Text block:
━━━━━━━━━━━━━━━━

On-Line and In-Person Research through the National Archives and Presidential Libraries
Probably the most important thing to establish first is if there a record of the hat package being logged in by the White House Police on 11-22-63. If that information is found, it would hopefully also have information as to who signed for it.
White House Police office records are available through the National Archives. However, they have been given to the Presidential Library for the period of time matching when that particular President was in office.
I contacted the Kennedy Library, and they have records, but most are not digitized, and require a researcher to personally study them at the Library. The Library said they did not have a research staff to do independent research projects, such as looking for a sign-in log. Link to the Library's Secret Service records.

━━━━━━━━━━━━━━━━

Dataset content:
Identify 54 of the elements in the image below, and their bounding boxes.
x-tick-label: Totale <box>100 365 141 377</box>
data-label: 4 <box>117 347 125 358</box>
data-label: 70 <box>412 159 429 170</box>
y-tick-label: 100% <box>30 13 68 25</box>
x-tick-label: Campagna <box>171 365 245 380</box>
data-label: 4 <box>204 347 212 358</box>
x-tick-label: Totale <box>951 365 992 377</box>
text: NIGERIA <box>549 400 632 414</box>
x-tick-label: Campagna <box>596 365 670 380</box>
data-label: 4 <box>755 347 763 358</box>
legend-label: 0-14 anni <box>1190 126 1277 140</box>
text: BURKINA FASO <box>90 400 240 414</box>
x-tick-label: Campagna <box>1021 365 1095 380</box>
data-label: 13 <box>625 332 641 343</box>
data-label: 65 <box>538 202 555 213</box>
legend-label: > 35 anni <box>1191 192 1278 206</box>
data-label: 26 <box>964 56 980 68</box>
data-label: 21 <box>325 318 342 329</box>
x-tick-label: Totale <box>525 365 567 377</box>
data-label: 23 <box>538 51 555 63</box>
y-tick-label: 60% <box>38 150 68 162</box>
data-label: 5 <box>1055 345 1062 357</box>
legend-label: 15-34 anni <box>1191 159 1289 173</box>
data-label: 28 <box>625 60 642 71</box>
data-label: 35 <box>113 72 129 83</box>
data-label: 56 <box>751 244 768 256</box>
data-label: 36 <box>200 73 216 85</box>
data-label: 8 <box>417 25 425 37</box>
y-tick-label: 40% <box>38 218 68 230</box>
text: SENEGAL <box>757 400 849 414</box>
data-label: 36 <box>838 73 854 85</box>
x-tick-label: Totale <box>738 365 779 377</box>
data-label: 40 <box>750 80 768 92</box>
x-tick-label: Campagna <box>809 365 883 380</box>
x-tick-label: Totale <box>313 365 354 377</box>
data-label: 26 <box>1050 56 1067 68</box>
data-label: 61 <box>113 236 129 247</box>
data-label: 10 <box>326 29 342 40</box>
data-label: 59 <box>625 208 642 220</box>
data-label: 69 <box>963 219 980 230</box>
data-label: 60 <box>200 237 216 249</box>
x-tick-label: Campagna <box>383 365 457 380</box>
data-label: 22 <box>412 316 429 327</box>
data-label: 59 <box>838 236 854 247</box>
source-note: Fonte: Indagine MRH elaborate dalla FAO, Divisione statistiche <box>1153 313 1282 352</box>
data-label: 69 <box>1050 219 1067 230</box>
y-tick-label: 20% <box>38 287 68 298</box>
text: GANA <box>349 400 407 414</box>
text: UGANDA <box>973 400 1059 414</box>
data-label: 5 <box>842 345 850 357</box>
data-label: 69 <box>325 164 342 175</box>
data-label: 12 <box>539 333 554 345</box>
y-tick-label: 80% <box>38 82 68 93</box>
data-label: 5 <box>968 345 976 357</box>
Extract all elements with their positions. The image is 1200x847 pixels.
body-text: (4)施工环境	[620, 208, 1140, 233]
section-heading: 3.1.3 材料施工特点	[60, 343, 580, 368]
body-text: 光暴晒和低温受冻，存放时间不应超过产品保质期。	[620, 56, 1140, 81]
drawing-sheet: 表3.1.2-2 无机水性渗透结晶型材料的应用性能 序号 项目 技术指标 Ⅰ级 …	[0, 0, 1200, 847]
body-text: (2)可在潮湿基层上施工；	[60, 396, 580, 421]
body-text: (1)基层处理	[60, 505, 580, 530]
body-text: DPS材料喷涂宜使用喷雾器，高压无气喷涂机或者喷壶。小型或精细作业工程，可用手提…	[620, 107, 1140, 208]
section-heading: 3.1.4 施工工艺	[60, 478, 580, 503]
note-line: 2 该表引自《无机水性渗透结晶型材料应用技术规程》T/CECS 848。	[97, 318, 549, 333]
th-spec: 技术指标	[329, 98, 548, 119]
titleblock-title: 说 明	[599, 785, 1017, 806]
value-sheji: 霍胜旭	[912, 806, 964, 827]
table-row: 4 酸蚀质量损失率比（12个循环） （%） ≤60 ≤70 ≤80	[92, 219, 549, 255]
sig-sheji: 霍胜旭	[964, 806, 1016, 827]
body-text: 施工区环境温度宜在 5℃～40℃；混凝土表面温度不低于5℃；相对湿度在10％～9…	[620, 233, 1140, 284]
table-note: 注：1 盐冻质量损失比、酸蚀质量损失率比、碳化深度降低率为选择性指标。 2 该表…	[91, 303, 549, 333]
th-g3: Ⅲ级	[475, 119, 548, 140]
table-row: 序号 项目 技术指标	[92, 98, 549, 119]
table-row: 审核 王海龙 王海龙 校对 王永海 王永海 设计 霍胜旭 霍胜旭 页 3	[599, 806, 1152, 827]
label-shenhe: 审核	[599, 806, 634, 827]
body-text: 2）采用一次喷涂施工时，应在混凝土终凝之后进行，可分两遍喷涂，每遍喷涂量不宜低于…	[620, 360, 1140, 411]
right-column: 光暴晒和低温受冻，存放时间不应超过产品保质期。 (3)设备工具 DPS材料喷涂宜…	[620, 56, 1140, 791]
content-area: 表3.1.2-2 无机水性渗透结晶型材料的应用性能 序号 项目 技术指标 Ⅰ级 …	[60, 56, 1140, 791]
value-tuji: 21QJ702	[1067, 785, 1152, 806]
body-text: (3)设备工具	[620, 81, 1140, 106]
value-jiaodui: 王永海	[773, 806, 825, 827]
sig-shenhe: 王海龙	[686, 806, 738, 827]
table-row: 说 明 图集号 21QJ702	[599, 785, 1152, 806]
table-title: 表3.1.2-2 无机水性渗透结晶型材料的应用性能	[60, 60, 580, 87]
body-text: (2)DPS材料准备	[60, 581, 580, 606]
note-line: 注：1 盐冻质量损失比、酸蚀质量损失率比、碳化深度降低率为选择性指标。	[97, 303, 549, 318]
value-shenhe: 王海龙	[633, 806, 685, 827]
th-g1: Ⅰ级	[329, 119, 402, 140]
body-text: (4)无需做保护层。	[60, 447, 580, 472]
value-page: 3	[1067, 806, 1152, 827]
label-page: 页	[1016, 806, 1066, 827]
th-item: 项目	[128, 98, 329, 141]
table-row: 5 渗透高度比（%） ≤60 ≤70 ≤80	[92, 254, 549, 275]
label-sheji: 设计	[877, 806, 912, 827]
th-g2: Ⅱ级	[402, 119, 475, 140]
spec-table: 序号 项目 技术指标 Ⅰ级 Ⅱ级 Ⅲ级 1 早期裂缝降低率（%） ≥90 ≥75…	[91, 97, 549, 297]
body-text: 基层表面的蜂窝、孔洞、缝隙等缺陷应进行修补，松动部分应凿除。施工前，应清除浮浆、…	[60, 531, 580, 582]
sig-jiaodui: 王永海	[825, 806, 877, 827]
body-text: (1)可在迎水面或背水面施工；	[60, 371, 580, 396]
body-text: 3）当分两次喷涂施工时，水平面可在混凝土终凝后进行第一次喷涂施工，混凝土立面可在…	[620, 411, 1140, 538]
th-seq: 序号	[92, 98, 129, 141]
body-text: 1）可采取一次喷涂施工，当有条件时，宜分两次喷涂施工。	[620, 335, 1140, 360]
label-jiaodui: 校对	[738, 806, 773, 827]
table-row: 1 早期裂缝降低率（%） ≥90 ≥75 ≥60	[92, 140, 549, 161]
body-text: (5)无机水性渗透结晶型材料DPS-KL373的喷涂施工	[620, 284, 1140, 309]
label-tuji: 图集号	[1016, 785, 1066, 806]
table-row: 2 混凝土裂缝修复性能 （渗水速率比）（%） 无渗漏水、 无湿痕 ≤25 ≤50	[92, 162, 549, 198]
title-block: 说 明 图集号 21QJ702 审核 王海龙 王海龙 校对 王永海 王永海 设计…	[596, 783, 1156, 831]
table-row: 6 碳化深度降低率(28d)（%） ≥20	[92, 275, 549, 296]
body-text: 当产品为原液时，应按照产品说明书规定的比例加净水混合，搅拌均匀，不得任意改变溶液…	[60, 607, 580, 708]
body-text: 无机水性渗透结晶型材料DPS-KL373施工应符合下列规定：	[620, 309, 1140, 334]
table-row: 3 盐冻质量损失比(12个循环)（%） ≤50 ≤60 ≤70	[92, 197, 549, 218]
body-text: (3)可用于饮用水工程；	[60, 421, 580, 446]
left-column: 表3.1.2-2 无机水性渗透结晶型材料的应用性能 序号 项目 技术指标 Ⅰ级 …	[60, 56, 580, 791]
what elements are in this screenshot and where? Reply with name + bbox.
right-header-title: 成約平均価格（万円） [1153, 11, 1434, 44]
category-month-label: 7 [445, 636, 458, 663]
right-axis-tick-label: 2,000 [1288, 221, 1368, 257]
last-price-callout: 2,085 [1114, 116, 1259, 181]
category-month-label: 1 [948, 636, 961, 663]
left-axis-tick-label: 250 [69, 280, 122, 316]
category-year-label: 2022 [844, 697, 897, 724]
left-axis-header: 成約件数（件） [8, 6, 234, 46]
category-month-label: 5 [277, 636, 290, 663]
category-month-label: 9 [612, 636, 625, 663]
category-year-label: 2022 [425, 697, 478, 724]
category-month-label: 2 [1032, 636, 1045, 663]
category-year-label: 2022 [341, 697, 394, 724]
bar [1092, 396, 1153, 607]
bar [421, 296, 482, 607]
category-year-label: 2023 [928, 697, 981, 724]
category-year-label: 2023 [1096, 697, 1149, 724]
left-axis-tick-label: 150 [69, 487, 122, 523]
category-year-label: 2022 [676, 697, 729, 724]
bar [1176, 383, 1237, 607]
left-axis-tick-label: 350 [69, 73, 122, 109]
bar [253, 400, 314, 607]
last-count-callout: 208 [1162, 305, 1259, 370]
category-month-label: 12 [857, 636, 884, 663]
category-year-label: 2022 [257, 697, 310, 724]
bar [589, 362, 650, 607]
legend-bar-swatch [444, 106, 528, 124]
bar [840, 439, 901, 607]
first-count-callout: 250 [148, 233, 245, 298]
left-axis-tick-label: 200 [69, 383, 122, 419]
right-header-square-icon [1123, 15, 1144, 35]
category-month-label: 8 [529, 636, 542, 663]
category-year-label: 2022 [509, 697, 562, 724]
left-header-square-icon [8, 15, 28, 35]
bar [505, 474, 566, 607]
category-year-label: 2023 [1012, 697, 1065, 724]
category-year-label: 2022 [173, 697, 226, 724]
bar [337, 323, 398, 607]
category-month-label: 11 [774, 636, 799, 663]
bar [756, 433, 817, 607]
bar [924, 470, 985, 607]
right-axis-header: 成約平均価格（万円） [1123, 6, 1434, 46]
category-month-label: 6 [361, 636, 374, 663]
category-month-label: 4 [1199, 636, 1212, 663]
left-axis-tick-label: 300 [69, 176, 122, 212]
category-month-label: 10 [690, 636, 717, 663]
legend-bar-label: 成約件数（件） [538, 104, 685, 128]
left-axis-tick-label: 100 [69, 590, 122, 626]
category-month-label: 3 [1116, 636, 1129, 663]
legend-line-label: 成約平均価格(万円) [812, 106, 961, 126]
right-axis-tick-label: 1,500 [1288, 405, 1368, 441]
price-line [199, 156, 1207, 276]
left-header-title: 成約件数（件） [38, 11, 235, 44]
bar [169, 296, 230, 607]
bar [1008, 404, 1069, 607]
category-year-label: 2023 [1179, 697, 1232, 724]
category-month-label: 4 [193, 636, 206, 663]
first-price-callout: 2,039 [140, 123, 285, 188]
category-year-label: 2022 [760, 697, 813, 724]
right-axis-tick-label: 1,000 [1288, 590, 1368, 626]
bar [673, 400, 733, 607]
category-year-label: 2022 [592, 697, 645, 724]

━━━━━━━━━━━━━━━━

How to complete this task: Retype the entire text about researching White House Police records through the National Archives and presidential libraries word for word, from its heading to its last sentence.

Result:
On-Line and In-Person Research through the National Archives and Presidential Libraries
Probably the most important thing to establish first is if there a record of the hat package being logged in by the White House Police on 11-22-63. If that information is found, it would hopefully also have information as to who signed for it.
White House Police office records are available through the National Archives. However, they have been given to the Presidential Library for the period of time matching when that particular President was in office.
I contacted the Kennedy Library, and they have records, but most are not digitized, and require a researcher to personally study them at the Library. The Library said they did not have a research staff to do independent research projects, such as looking for a sign-in log. Link to the Library's Secret Service records.